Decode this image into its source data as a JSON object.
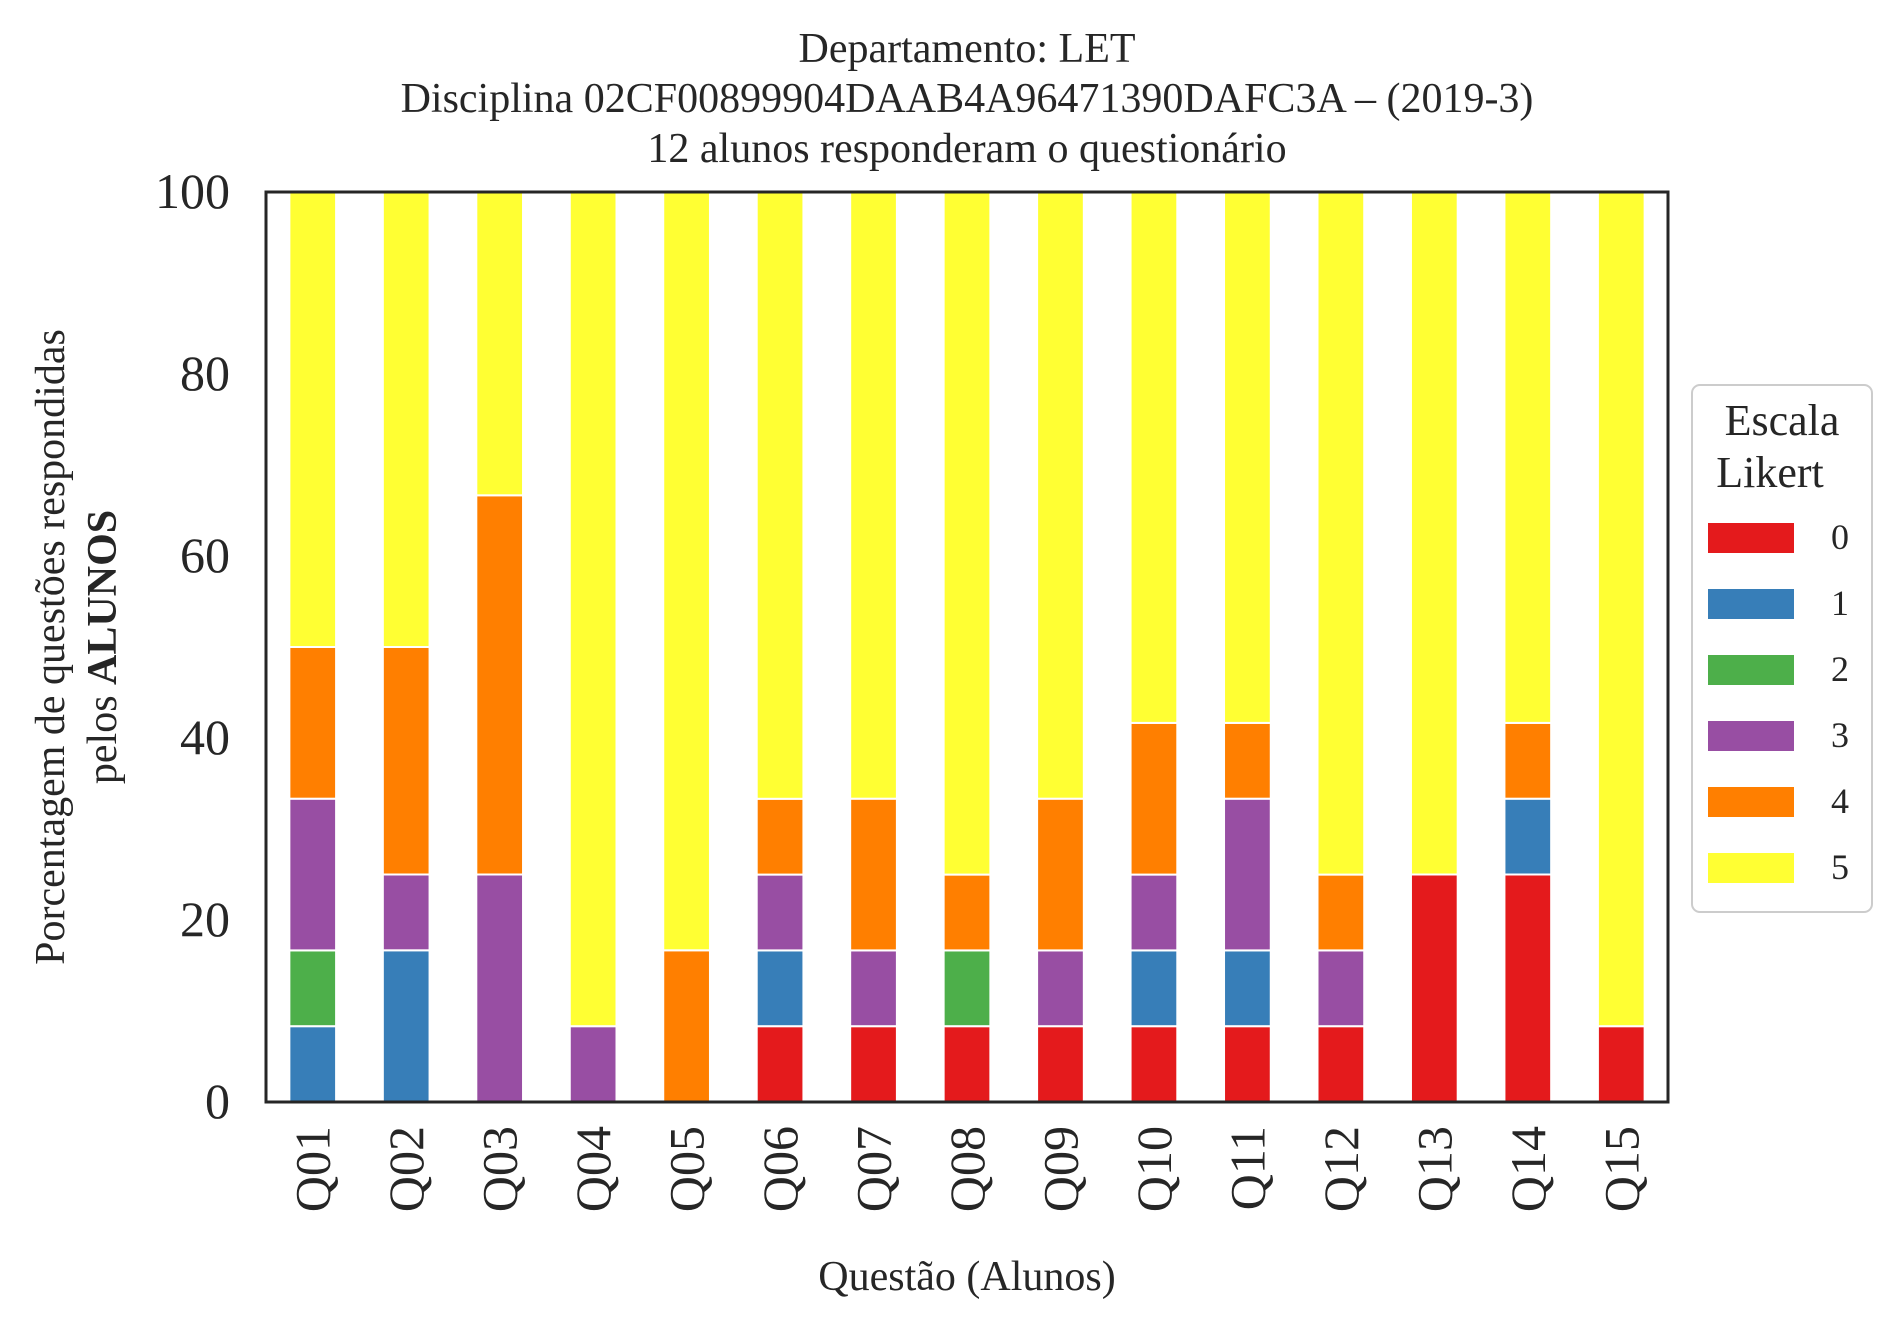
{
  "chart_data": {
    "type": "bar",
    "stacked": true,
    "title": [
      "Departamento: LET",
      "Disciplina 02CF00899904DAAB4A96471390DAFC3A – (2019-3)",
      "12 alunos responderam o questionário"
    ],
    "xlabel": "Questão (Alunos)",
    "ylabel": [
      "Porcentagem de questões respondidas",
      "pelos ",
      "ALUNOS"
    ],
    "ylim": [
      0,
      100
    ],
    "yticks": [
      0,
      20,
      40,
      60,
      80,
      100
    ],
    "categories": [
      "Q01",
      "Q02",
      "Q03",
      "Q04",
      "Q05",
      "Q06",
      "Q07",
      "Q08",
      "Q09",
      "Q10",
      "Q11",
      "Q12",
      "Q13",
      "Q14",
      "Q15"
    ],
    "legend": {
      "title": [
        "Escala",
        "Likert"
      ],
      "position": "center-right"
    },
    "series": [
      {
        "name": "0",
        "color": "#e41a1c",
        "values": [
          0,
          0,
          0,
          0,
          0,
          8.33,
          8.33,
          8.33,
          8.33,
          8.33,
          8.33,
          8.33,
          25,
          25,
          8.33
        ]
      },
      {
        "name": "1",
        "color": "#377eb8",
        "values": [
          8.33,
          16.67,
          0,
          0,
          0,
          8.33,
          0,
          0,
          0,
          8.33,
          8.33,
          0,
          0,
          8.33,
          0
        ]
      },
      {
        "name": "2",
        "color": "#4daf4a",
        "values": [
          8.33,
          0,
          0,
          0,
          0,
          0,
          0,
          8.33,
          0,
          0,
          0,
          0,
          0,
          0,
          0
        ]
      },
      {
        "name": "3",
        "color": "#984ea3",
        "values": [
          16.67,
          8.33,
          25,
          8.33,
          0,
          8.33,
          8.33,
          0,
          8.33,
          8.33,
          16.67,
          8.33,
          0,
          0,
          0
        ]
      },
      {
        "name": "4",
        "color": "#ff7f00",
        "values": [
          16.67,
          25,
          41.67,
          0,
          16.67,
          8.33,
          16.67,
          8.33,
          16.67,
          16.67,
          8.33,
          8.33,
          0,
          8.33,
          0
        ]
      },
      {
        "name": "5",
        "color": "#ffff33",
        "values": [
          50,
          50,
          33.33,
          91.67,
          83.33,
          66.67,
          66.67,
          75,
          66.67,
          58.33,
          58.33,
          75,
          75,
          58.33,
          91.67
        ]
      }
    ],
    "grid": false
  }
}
━━━━━━
Task to complete: Leave out every picture and copy the rest of the records exactly.

Exercise response:
Decode this image into its source data as a JSON object.
{
  "chart_data": {
    "type": "bar",
    "stacked": true,
    "title": [
      "Departamento: LET",
      "Disciplina 02CF00899904DAAB4A96471390DAFC3A – (2019-3)",
      "12 alunos responderam o questionário"
    ],
    "xlabel": "Questão (Alunos)",
    "ylabel": [
      "Porcentagem de questões respondidas",
      "pelos ",
      "ALUNOS"
    ],
    "ylim": [
      0,
      100
    ],
    "yticks": [
      0,
      20,
      40,
      60,
      80,
      100
    ],
    "categories": [
      "Q01",
      "Q02",
      "Q03",
      "Q04",
      "Q05",
      "Q06",
      "Q07",
      "Q08",
      "Q09",
      "Q10",
      "Q11",
      "Q12",
      "Q13",
      "Q14",
      "Q15"
    ],
    "legend": {
      "title": [
        "Escala",
        "Likert"
      ],
      "position": "center-right"
    },
    "series": [
      {
        "name": "0",
        "color": "#e41a1c",
        "values": [
          0,
          0,
          0,
          0,
          0,
          8.33,
          8.33,
          8.33,
          8.33,
          8.33,
          8.33,
          8.33,
          25,
          25,
          8.33
        ]
      },
      {
        "name": "1",
        "color": "#377eb8",
        "values": [
          8.33,
          16.67,
          0,
          0,
          0,
          8.33,
          0,
          0,
          0,
          8.33,
          8.33,
          0,
          0,
          8.33,
          0
        ]
      },
      {
        "name": "2",
        "color": "#4daf4a",
        "values": [
          8.33,
          0,
          0,
          0,
          0,
          0,
          0,
          8.33,
          0,
          0,
          0,
          0,
          0,
          0,
          0
        ]
      },
      {
        "name": "3",
        "color": "#984ea3",
        "values": [
          16.67,
          8.33,
          25,
          8.33,
          0,
          8.33,
          8.33,
          0,
          8.33,
          8.33,
          16.67,
          8.33,
          0,
          0,
          0
        ]
      },
      {
        "name": "4",
        "color": "#ff7f00",
        "values": [
          16.67,
          25,
          41.67,
          0,
          16.67,
          8.33,
          16.67,
          8.33,
          16.67,
          16.67,
          8.33,
          8.33,
          0,
          8.33,
          0
        ]
      },
      {
        "name": "5",
        "color": "#ffff33",
        "values": [
          50,
          50,
          33.33,
          91.67,
          83.33,
          66.67,
          66.67,
          75,
          66.67,
          58.33,
          58.33,
          75,
          75,
          58.33,
          91.67
        ]
      }
    ],
    "grid": false
  }
}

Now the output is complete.